▶ [Exercise materials]:
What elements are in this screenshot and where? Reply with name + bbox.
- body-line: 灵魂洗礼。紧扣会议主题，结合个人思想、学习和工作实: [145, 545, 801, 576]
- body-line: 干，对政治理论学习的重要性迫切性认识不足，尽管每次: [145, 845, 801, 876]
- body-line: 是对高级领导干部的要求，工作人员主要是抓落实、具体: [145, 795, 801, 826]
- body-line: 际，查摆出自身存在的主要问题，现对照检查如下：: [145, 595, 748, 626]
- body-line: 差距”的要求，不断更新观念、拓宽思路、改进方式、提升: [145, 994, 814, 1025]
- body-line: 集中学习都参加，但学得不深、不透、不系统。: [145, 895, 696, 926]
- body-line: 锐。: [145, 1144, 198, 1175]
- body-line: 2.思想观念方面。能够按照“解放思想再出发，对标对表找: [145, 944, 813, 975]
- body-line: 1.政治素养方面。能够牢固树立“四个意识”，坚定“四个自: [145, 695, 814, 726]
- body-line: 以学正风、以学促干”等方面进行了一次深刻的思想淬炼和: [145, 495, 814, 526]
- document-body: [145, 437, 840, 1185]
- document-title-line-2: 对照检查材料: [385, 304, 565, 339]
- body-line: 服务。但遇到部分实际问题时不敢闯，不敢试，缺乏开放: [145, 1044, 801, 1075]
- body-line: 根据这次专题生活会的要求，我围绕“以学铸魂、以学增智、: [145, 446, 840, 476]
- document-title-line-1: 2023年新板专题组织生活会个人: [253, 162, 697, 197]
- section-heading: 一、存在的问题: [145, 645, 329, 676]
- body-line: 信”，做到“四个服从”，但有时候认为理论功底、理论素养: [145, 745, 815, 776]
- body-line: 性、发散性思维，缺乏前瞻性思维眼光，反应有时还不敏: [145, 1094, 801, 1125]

▶ [Task brief]: Copy the listing above verbatim, every line in its original order.

▶ [Solution]:
What elements are in this screenshot and where? Reply with name + bbox.
- body-line: 灵魂洗礼。紧扣会议主题，结合个人思想、学习和工作实: [145, 545, 801, 576]
- body-line: 干，对政治理论学习的重要性迫切性认识不足，尽管每次: [145, 845, 801, 876]
- body-line: 是对高级领导干部的要求，工作人员主要是抓落实、具体: [145, 795, 801, 826]
- body-line: 际，查摆出自身存在的主要问题，现对照检查如下：: [145, 595, 748, 626]
- body-line: 差距”的要求，不断更新观念、拓宽思路、改进方式、提升: [145, 994, 814, 1025]
- body-line: 集中学习都参加，但学得不深、不透、不系统。: [145, 895, 696, 926]
- body-line: 锐。: [145, 1144, 198, 1175]
- body-line: 2.思想观念方面。能够按照“解放思想再出发，对标对表找: [145, 944, 813, 975]
- body-line: 1.政治素养方面。能够牢固树立“四个意识”，坚定“四个自: [145, 695, 814, 726]
- body-line: 以学正风、以学促干”等方面进行了一次深刻的思想淬炼和: [145, 495, 814, 526]
- document-body: [145, 437, 840, 1185]
- document-title-line-2: 对照检查材料: [385, 304, 565, 339]
- body-line: 服务。但遇到部分实际问题时不敢闯，不敢试，缺乏开放: [145, 1044, 801, 1075]
- body-line: 根据这次专题生活会的要求，我围绕“以学铸魂、以学增智、: [145, 446, 840, 476]
- document-title-line-1: 2023年新板专题组织生活会个人: [253, 162, 697, 197]
- section-heading: 一、存在的问题: [145, 645, 329, 676]
- body-line: 信”，做到“四个服从”，但有时候认为理论功底、理论素养: [145, 745, 815, 776]
- body-line: 性、发散性思维，缺乏前瞻性思维眼光，反应有时还不敏: [145, 1094, 801, 1125]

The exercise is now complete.